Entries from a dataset
-- START --

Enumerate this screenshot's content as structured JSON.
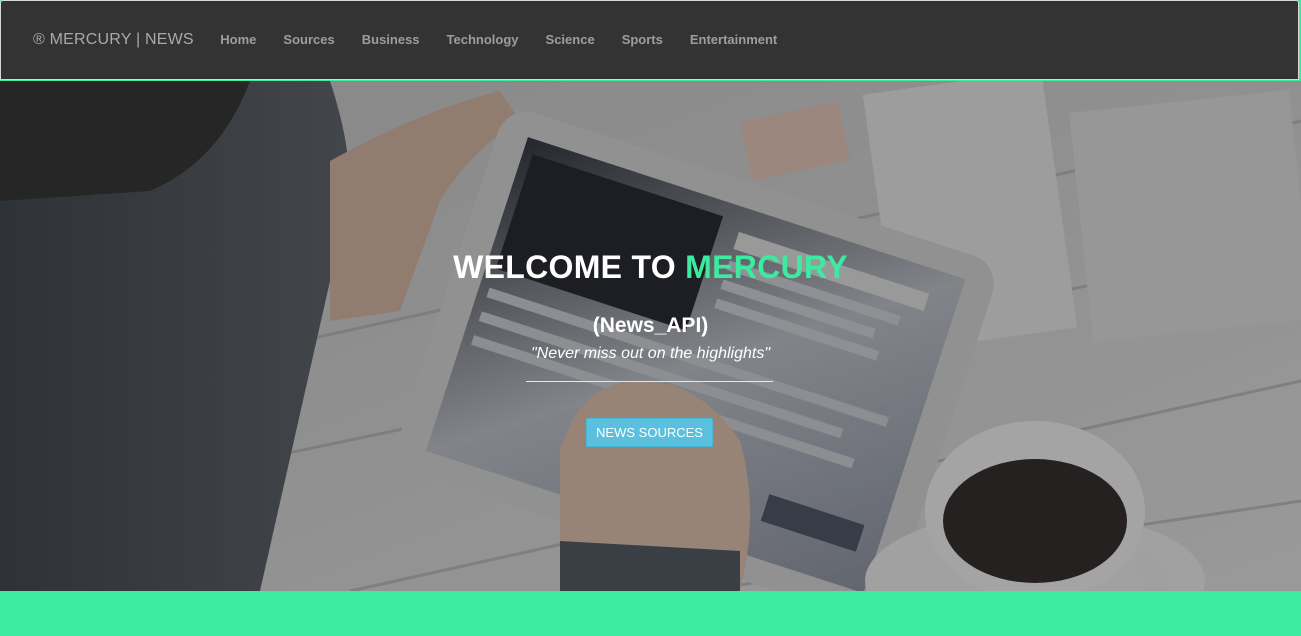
{
  "brand": {
    "label": "® MERCURY | NEWS"
  },
  "nav": {
    "items": [
      {
        "label": "Home"
      },
      {
        "label": "Sources"
      },
      {
        "label": "Business"
      },
      {
        "label": "Technology"
      },
      {
        "label": "Science"
      },
      {
        "label": "Sports"
      },
      {
        "label": "Entertainment"
      }
    ]
  },
  "hero": {
    "headline_prefix": "WELCOME TO ",
    "headline_accent": "MERCURY",
    "subtitle": "(News_API)",
    "tagline": "\"Never miss out on the highlights\"",
    "button_label": "NEWS SOURCES"
  },
  "colors": {
    "navbar_bg": "#333333",
    "accent": "#3deba0",
    "button": "#5bc0de",
    "nav_text": "#9d9d9d"
  }
}
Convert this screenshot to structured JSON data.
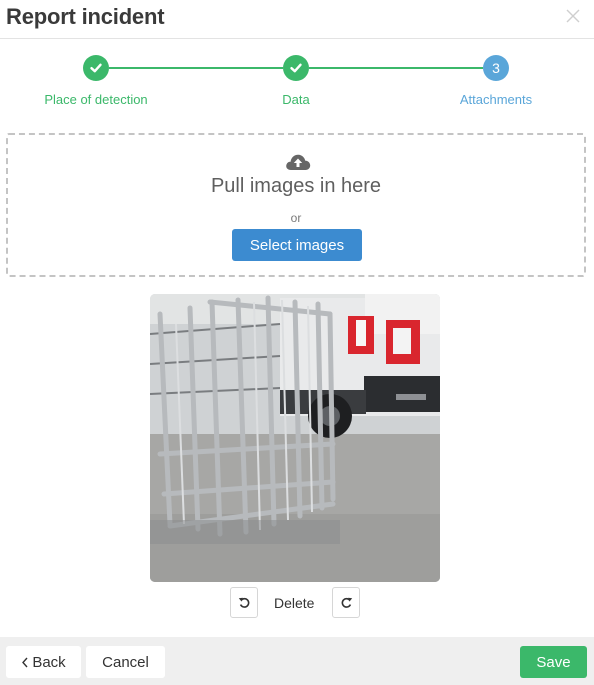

-- END --

## Required task
Make an exact copy of the listing above. Do not include the pictures.

## Problem solution
Enumerate this screenshot's content as structured JSON.
{
  "brand": {
    "label": "® MERCURY | NEWS"
  },
  "nav": {
    "items": [
      {
        "label": "Home"
      },
      {
        "label": "Sources"
      },
      {
        "label": "Business"
      },
      {
        "label": "Technology"
      },
      {
        "label": "Science"
      },
      {
        "label": "Sports"
      },
      {
        "label": "Entertainment"
      }
    ]
  },
  "hero": {
    "headline_prefix": "WELCOME TO ",
    "headline_accent": "MERCURY",
    "subtitle": "(News_API)",
    "tagline": "\"Never miss out on the highlights\"",
    "button_label": "NEWS SOURCES"
  },
  "colors": {
    "navbar_bg": "#333333",
    "accent": "#3deba0",
    "button": "#5bc0de",
    "nav_text": "#9d9d9d"
  }
}
Convert this screenshot to structured JSON data.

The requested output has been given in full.